What is required:
Reproduce all the entries exactly and keep the pictures out.

Supplied records:
=-=-=-=-=

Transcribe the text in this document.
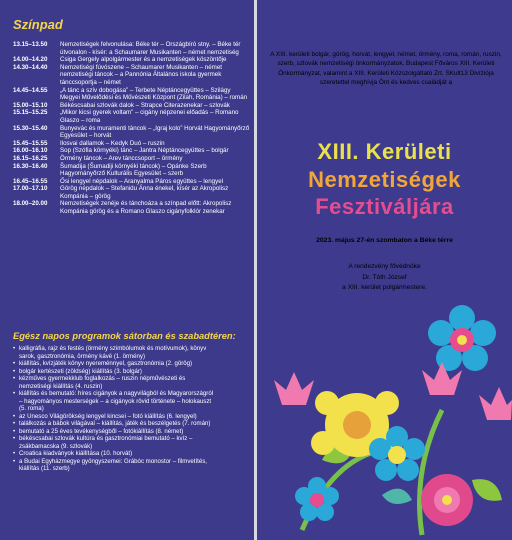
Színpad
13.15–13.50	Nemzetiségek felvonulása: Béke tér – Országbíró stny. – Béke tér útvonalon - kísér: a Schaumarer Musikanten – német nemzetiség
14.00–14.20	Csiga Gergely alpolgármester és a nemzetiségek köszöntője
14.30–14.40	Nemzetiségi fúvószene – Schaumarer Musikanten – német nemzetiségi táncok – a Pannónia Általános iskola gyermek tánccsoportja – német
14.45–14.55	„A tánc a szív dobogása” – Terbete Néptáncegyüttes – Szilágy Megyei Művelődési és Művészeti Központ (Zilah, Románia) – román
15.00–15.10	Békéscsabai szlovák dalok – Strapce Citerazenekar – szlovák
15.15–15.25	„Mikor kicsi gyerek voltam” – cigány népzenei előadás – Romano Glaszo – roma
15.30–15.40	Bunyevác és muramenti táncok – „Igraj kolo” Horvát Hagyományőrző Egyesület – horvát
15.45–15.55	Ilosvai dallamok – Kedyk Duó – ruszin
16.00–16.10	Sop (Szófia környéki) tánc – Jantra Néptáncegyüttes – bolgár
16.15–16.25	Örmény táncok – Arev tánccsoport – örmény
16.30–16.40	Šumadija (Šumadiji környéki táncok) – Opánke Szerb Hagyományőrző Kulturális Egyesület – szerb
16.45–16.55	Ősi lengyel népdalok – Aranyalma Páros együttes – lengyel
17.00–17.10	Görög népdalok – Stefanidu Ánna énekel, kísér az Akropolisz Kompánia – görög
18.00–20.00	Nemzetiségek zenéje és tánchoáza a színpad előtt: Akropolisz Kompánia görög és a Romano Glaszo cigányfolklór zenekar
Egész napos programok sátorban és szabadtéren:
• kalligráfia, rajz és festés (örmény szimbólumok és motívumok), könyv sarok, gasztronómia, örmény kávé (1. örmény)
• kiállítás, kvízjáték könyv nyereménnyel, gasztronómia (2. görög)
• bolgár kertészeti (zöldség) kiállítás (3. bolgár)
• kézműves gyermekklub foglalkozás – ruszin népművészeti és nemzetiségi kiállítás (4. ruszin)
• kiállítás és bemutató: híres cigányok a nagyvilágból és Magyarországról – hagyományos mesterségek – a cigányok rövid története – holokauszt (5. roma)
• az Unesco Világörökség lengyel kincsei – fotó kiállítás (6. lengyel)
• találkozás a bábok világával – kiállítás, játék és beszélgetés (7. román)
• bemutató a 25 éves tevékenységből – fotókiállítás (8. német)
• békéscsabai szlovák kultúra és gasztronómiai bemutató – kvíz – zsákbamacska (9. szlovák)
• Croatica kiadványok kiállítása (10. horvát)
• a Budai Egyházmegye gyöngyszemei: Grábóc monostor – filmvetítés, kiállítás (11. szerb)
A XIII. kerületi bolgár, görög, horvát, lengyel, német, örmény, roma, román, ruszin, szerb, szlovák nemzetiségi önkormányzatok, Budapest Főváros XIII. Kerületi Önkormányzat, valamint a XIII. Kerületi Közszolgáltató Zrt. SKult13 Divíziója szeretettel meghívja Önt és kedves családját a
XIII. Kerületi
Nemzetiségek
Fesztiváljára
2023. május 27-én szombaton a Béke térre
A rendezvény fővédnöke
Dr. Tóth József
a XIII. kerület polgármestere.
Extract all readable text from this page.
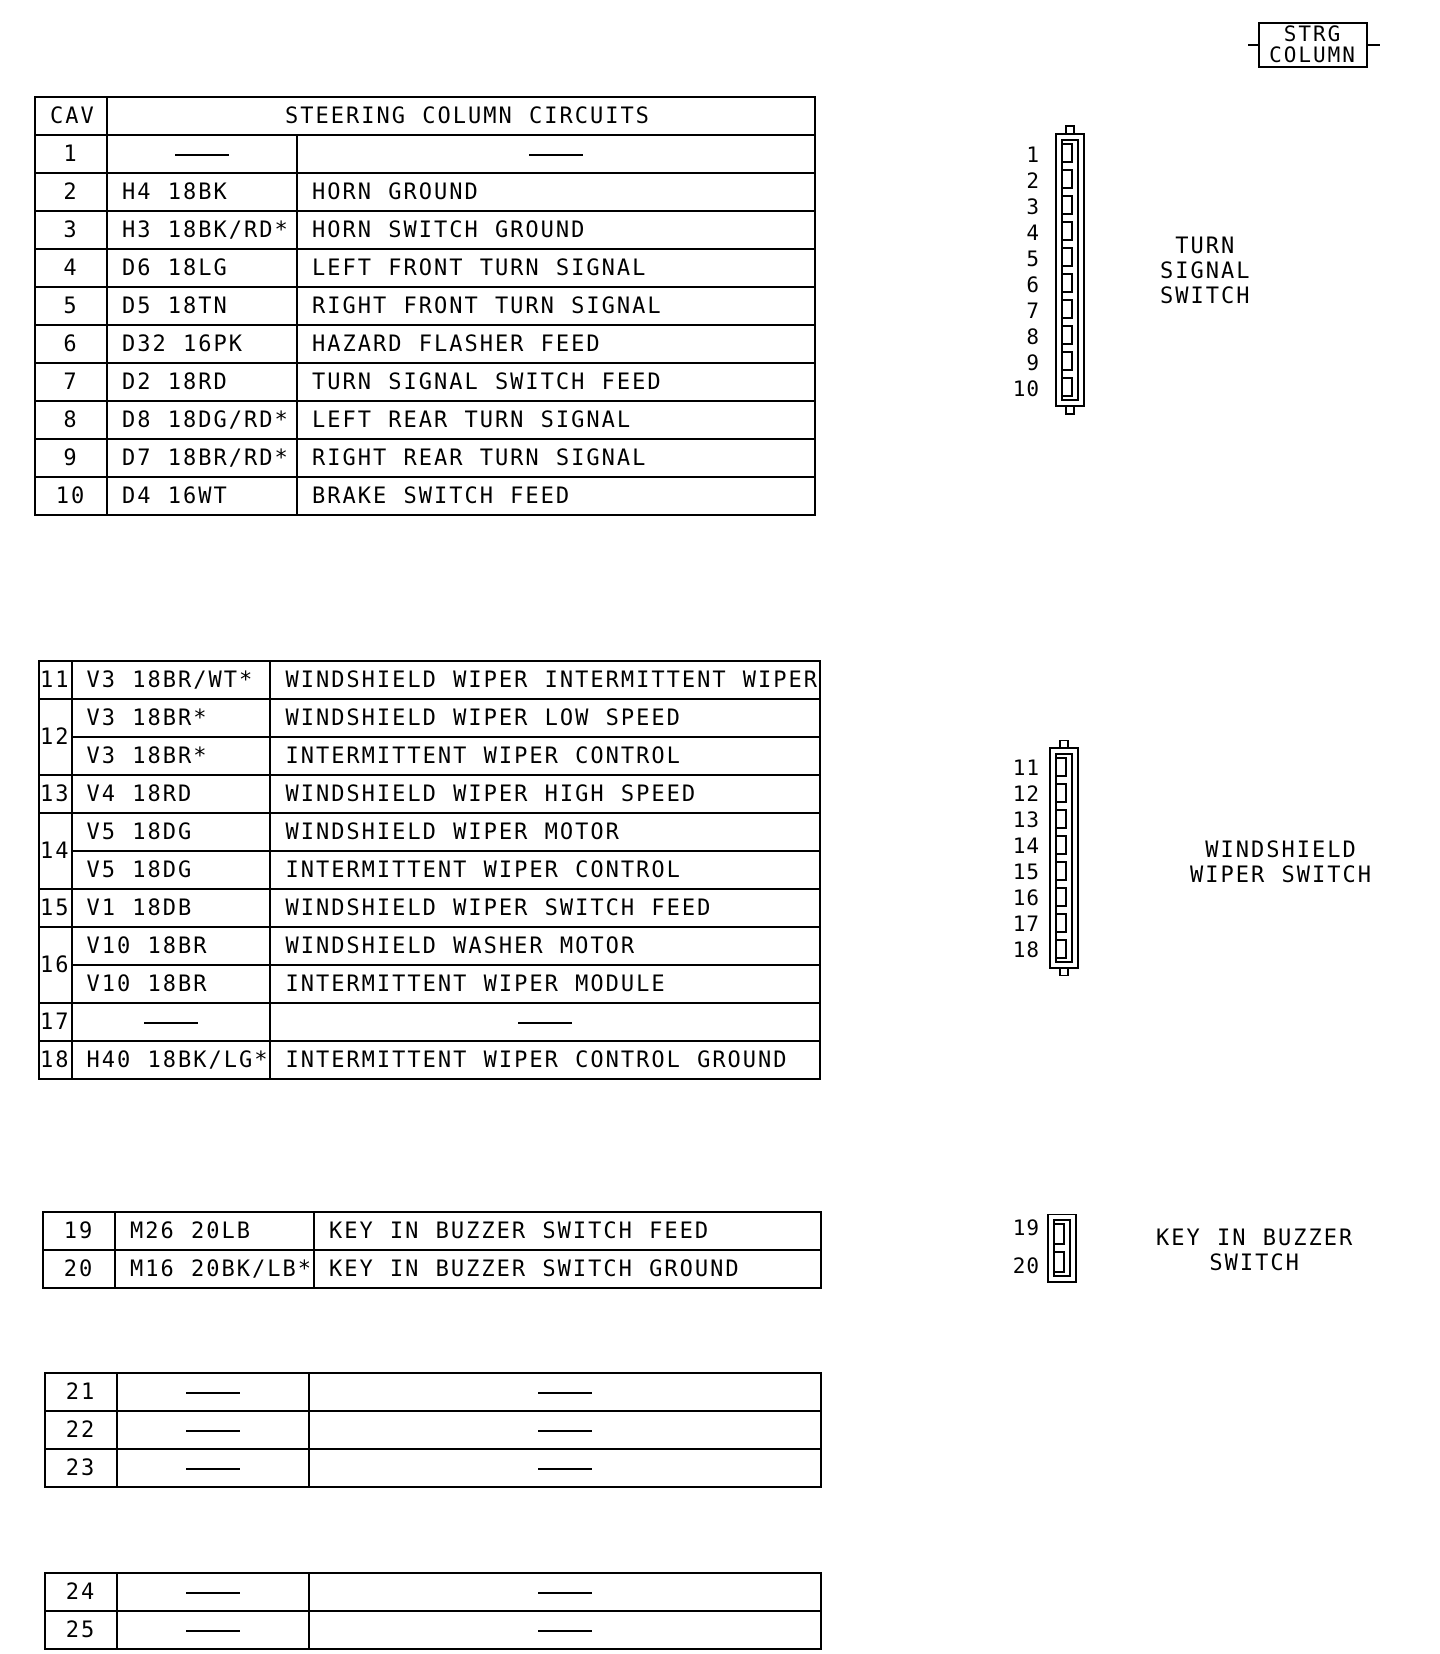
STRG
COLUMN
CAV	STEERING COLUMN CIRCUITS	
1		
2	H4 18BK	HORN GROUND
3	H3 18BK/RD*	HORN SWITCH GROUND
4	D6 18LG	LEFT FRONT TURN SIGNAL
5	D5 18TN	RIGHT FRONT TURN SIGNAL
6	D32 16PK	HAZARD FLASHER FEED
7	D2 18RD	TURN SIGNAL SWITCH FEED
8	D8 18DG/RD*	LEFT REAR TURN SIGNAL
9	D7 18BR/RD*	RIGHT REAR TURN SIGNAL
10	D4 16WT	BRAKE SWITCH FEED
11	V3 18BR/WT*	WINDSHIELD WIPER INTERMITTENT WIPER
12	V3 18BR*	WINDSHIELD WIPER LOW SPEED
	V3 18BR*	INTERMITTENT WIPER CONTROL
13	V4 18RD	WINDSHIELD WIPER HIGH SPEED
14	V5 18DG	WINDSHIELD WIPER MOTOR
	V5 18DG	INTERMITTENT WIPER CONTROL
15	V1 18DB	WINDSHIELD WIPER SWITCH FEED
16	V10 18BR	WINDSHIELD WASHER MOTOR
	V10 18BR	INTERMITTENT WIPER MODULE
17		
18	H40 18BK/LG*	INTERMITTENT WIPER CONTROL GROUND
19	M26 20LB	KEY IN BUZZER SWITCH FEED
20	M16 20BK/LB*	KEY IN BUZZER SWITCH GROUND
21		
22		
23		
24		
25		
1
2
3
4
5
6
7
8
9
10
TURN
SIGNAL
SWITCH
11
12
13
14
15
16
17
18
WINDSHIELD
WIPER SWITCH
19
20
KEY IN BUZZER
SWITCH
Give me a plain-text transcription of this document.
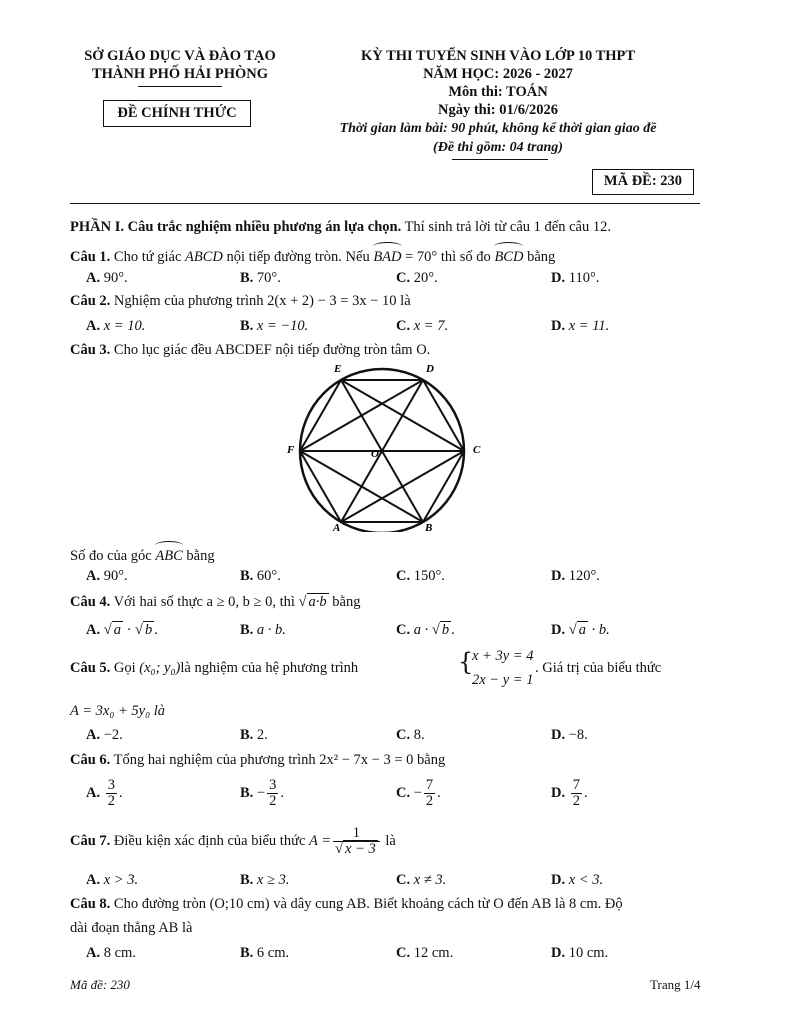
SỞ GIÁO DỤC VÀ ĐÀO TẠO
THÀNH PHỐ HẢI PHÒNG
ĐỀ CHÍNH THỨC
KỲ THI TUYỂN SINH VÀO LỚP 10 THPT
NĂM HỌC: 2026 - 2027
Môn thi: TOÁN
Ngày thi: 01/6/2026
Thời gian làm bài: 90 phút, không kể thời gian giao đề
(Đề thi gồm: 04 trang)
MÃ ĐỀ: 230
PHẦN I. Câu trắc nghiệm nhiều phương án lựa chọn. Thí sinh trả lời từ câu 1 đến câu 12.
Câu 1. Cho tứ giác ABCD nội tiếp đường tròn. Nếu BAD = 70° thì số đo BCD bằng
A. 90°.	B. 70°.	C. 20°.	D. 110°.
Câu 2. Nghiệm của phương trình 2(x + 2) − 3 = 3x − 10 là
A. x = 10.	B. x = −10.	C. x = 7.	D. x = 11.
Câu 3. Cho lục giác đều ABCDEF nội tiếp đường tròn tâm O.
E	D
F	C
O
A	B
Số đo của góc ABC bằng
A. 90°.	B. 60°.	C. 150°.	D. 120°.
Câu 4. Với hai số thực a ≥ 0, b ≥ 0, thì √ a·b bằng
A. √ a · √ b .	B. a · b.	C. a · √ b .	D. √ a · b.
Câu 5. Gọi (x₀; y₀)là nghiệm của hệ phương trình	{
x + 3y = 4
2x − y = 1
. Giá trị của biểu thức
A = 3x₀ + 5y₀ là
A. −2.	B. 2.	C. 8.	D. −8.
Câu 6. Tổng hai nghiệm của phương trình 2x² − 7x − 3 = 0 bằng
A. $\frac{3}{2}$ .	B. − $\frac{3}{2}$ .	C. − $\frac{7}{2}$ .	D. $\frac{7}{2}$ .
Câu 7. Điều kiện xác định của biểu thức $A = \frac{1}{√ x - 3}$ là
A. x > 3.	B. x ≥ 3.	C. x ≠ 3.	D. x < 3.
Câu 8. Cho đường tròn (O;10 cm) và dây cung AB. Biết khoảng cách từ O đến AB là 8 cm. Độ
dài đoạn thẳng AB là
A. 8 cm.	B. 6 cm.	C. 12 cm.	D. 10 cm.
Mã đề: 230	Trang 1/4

=-=-=-=-=

Output of the exercise:
Transcribe the text in this document.
Színpad
13.15–13.50	Nemzetiségek felvonulása: Béke tér – Országbíró stny. – Béke tér útvonalon - kísér: a Schaumarer Musikanten – német nemzetiség
14.00–14.20	Csiga Gergely alpolgármester és a nemzetiségek köszöntője
14.30–14.40	Nemzetiségi fúvószene – Schaumarer Musikanten – német nemzetiségi táncok – a Pannónia Általános iskola gyermek tánccsoportja – német
14.45–14.55	„A tánc a szív dobogása” – Terbete Néptáncegyüttes – Szilágy Megyei Művelődési és Művészeti Központ (Zilah, Románia) – román
15.00–15.10	Békéscsabai szlovák dalok – Strapce Citerazenekar – szlovák
15.15–15.25	„Mikor kicsi gyerek voltam” – cigány népzenei előadás – Romano Glaszo – roma
15.30–15.40	Bunyevác és muramenti táncok – „Igraj kolo” Horvát Hagyományőrző Egyesület – horvát
15.45–15.55	Ilosvai dallamok – Kedyk Duó – ruszin
16.00–16.10	Sop (Szófia környéki) tánc – Jantra Néptáncegyüttes – bolgár
16.15–16.25	Örmény táncok – Arev tánccsoport – örmény
16.30–16.40	Šumadija (Šumadiji környéki táncok) – Opánke Szerb Hagyományőrző Kulturális Egyesület – szerb
16.45–16.55	Ősi lengyel népdalok – Aranyalma Páros együttes – lengyel
17.00–17.10	Görög népdalok – Stefanidu Ánna énekel, kísér az Akropolisz Kompánia – görög
18.00–20.00	Nemzetiségek zenéje és tánchoáza a színpad előtt: Akropolisz Kompánia görög és a Romano Glaszo cigányfolklór zenekar
Egész napos programok sátorban és szabadtéren:
• kalligráfia, rajz és festés (örmény szimbólumok és motívumok), könyv sarok, gasztronómia, örmény kávé (1. örmény)
• kiállítás, kvízjáték könyv nyereménnyel, gasztronómia (2. görög)
• bolgár kertészeti (zöldség) kiállítás (3. bolgár)
• kézműves gyermekklub foglalkozás – ruszin népművészeti és nemzetiségi kiállítás (4. ruszin)
• kiállítás és bemutató: híres cigányok a nagyvilágból és Magyarországról – hagyományos mesterségek – a cigányok rövid története – holokauszt (5. roma)
• az Unesco Világörökség lengyel kincsei – fotó kiállítás (6. lengyel)
• találkozás a bábok világával – kiállítás, játék és beszélgetés (7. román)
• bemutató a 25 éves tevékenységből – fotókiállítás (8. német)
• békéscsabai szlovák kultúra és gasztronómiai bemutató – kvíz – zsákbamacska (9. szlovák)
• Croatica kiadványok kiállítása (10. horvát)
• a Budai Egyházmegye gyöngyszemei: Grábóc monostor – filmvetítés, kiállítás (11. szerb)
A XIII. kerületi bolgár, görög, horvát, lengyel, német, örmény, roma, román, ruszin, szerb, szlovák nemzetiségi önkormányzatok, Budapest Főváros XIII. Kerületi Önkormányzat, valamint a XIII. Kerületi Közszolgáltató Zrt. SKult13 Divíziója szeretettel meghívja Önt és kedves családját a
XIII. Kerületi
Nemzetiségek
Fesztiváljára
2023. május 27-én szombaton a Béke térre
A rendezvény fővédnöke
Dr. Tóth József
a XIII. kerület polgármestere.
Extract all readable text from this page.
STRG
COLUMN
CAV	STEERING COLUMN CIRCUITS	
1		
2	H4 18BK	HORN GROUND
3	H3 18BK/RD*	HORN SWITCH GROUND
4	D6 18LG	LEFT FRONT TURN SIGNAL
5	D5 18TN	RIGHT FRONT TURN SIGNAL
6	D32 16PK	HAZARD FLASHER FEED
7	D2 18RD	TURN SIGNAL SWITCH FEED
8	D8 18DG/RD*	LEFT REAR TURN SIGNAL
9	D7 18BR/RD*	RIGHT REAR TURN SIGNAL
10	D4 16WT	BRAKE SWITCH FEED
11	V3 18BR/WT*	WINDSHIELD WIPER INTERMITTENT WIPER
12	V3 18BR*	WINDSHIELD WIPER LOW SPEED
	V3 18BR*	INTERMITTENT WIPER CONTROL
13	V4 18RD	WINDSHIELD WIPER HIGH SPEED
14	V5 18DG	WINDSHIELD WIPER MOTOR
	V5 18DG	INTERMITTENT WIPER CONTROL
15	V1 18DB	WINDSHIELD WIPER SWITCH FEED
16	V10 18BR	WINDSHIELD WASHER MOTOR
	V10 18BR	INTERMITTENT WIPER MODULE
17		
18	H40 18BK/LG*	INTERMITTENT WIPER CONTROL GROUND
19	M26 20LB	KEY IN BUZZER SWITCH FEED
20	M16 20BK/LB*	KEY IN BUZZER SWITCH GROUND
21		
22		
23		
24		
25		
1
2
3
4
5
6
7
8
9
10
TURN
SIGNAL
SWITCH
11
12
13
14
15
16
17
18
WINDSHIELD
WIPER SWITCH
19
20
KEY IN BUZZER
SWITCH
Give me a plain-text transcription of this document.
SỞ GIÁO DỤC VÀ ĐÀO TẠO
THÀNH PHỐ HẢI PHÒNG
ĐỀ CHÍNH THỨC
KỲ THI TUYỂN SINH VÀO LỚP 10 THPT
NĂM HỌC: 2026 - 2027
Môn thi: TOÁN
Ngày thi: 01/6/2026
Thời gian làm bài: 90 phút, không kể thời gian giao đề
(Đề thi gồm: 04 trang)
MÃ ĐỀ: 230
PHẦN I. Câu trắc nghiệm nhiều phương án lựa chọn. Thí sinh trả lời từ câu 1 đến câu 12.
Câu 1. Cho tứ giác ABCD nội tiếp đường tròn. Nếu BAD = 70° thì số đo BCD bằng
A. 90°.	B. 70°.	C. 20°.	D. 110°.
Câu 2. Nghiệm của phương trình 2(x + 2) − 3 = 3x − 10 là
A. x = 10.	B. x = −10.	C. x = 7.	D. x = 11.
Câu 3. Cho lục giác đều ABCDEF nội tiếp đường tròn tâm O.
E	D
F	C
O
A	B
Số đo của góc ABC bằng
A. 90°.	B. 60°.	C. 150°.	D. 120°.
Câu 4. Với hai số thực a ≥ 0, b ≥ 0, thì √ a·b bằng
A. √ a · √ b .	B. a · b.	C. a · √ b .	D. √ a · b.
Câu 5. Gọi (x₀; y₀)là nghiệm của hệ phương trình	{
x + 3y = 4
2x − y = 1
. Giá trị của biểu thức
A = 3x₀ + 5y₀ là
A. −2.	B. 2.	C. 8.	D. −8.
Câu 6. Tổng hai nghiệm của phương trình 2x² − 7x − 3 = 0 bằng
A. $\frac{3}{2}$ .	B. − $\frac{3}{2}$ .	C. − $\frac{7}{2}$ .	D. $\frac{7}{2}$ .
Câu 7. Điều kiện xác định của biểu thức $A = \frac{1}{√ x - 3}$ là
A. x > 3.	B. x ≥ 3.	C. x ≠ 3.	D. x < 3.
Câu 8. Cho đường tròn (O;10 cm) và dây cung AB. Biết khoảng cách từ O đến AB là 8 cm. Độ
dài đoạn thẳng AB là
A. 8 cm.	B. 6 cm.	C. 12 cm.	D. 10 cm.
Mã đề: 230	Trang 1/4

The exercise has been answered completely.